**Task instructions**
Omit all pictures and give the records below again exactly as written.

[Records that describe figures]
------
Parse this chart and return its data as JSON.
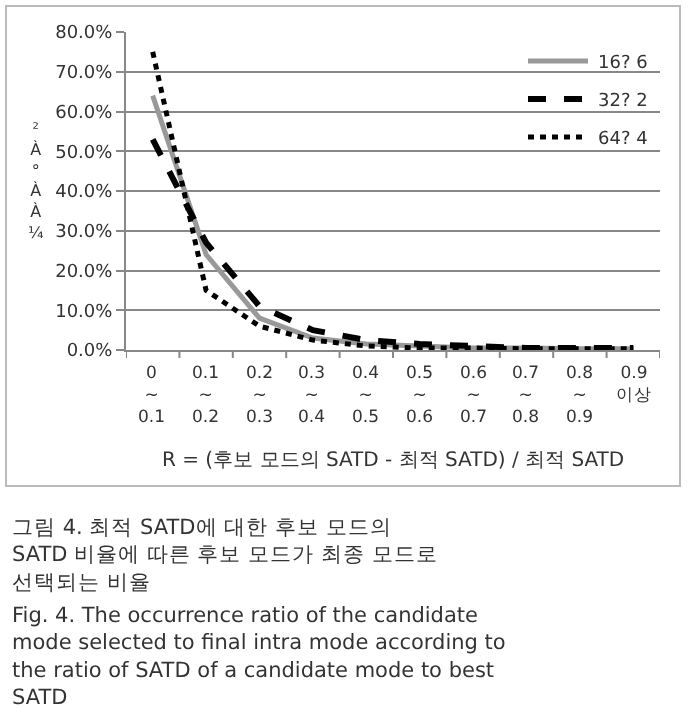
{
  "chart_data": {
    "type": "line",
    "categories": [
      "0 ~ 0.1",
      "0.1 ~ 0.2",
      "0.2 ~ 0.3",
      "0.3 ~ 0.4",
      "0.4 ~ 0.5",
      "0.5 ~ 0.6",
      "0.6 ~ 0.7",
      "0.7 ~ 0.8",
      "0.8 ~ 0.9",
      "0.9 이상"
    ],
    "series": [
      {
        "name": "16? 6",
        "color": "#999999",
        "line_style": "solid",
        "values": [
          64,
          24,
          8,
          3,
          1.5,
          1,
          0.5,
          0.5,
          0.3,
          0.3
        ]
      },
      {
        "name": "32? 2",
        "color": "#000000",
        "line_style": "dashed",
        "values": [
          53,
          27,
          11,
          5,
          2.5,
          1.5,
          1,
          0.5,
          0.5,
          0.5
        ]
      },
      {
        "name": "64? 4",
        "color": "#000000",
        "line_style": "dotted",
        "values": [
          75,
          15,
          6,
          2.5,
          1,
          0.5,
          0.5,
          0.3,
          0.3,
          0.3
        ]
      }
    ],
    "ylabel": "²À°ÀÀ¼",
    "xlabel": "R = (후보 모드의 SATD - 최적 SATD) / 최적 SATD",
    "ylim": [
      0,
      80
    ],
    "yticks": [
      {
        "value": 0,
        "label": "0.0%"
      },
      {
        "value": 10,
        "label": "10.0%"
      },
      {
        "value": 20,
        "label": "20.0%"
      },
      {
        "value": 30,
        "label": "30.0%"
      },
      {
        "value": 40,
        "label": "40.0%"
      },
      {
        "value": 50,
        "label": "50.0%"
      },
      {
        "value": 60,
        "label": "60.0%"
      },
      {
        "value": 70,
        "label": "70.0%"
      },
      {
        "value": 80,
        "label": "80.0%"
      }
    ],
    "grid": "y",
    "legend": "top right",
    "marker": "none",
    "annotations": [
      "그림 4. 최적 SATD에 대한 후보 모드의 SATD 비율에 따른 후보 모드가 최종 모드로 선택되는 비율",
      "Fig. 4. The occurrence ratio of the candidate mode selected to final intra mode according to the ratio of SATD of a candidate mode to best SATD"
    ]
  }
}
------
**Exercise solution**
Parse this chart and return its data as JSON.
{
  "chart_data": {
    "type": "line",
    "categories": [
      "0 ~ 0.1",
      "0.1 ~ 0.2",
      "0.2 ~ 0.3",
      "0.3 ~ 0.4",
      "0.4 ~ 0.5",
      "0.5 ~ 0.6",
      "0.6 ~ 0.7",
      "0.7 ~ 0.8",
      "0.8 ~ 0.9",
      "0.9 이상"
    ],
    "series": [
      {
        "name": "16? 6",
        "color": "#999999",
        "line_style": "solid",
        "values": [
          64,
          24,
          8,
          3,
          1.5,
          1,
          0.5,
          0.5,
          0.3,
          0.3
        ]
      },
      {
        "name": "32? 2",
        "color": "#000000",
        "line_style": "dashed",
        "values": [
          53,
          27,
          11,
          5,
          2.5,
          1.5,
          1,
          0.5,
          0.5,
          0.5
        ]
      },
      {
        "name": "64? 4",
        "color": "#000000",
        "line_style": "dotted",
        "values": [
          75,
          15,
          6,
          2.5,
          1,
          0.5,
          0.5,
          0.3,
          0.3,
          0.3
        ]
      }
    ],
    "ylabel": "²À°ÀÀ¼",
    "xlabel": "R = (후보 모드의 SATD - 최적 SATD) / 최적 SATD",
    "ylim": [
      0,
      80
    ],
    "yticks": [
      {
        "value": 0,
        "label": "0.0%"
      },
      {
        "value": 10,
        "label": "10.0%"
      },
      {
        "value": 20,
        "label": "20.0%"
      },
      {
        "value": 30,
        "label": "30.0%"
      },
      {
        "value": 40,
        "label": "40.0%"
      },
      {
        "value": 50,
        "label": "50.0%"
      },
      {
        "value": 60,
        "label": "60.0%"
      },
      {
        "value": 70,
        "label": "70.0%"
      },
      {
        "value": 80,
        "label": "80.0%"
      }
    ],
    "grid": "y",
    "legend": "top right",
    "marker": "none",
    "annotations": [
      "그림 4. 최적 SATD에 대한 후보 모드의 SATD 비율에 따른 후보 모드가 최종 모드로 선택되는 비율",
      "Fig. 4. The occurrence ratio of the candidate mode selected to final intra mode according to the ratio of SATD of a candidate mode to best SATD"
    ]
  }
}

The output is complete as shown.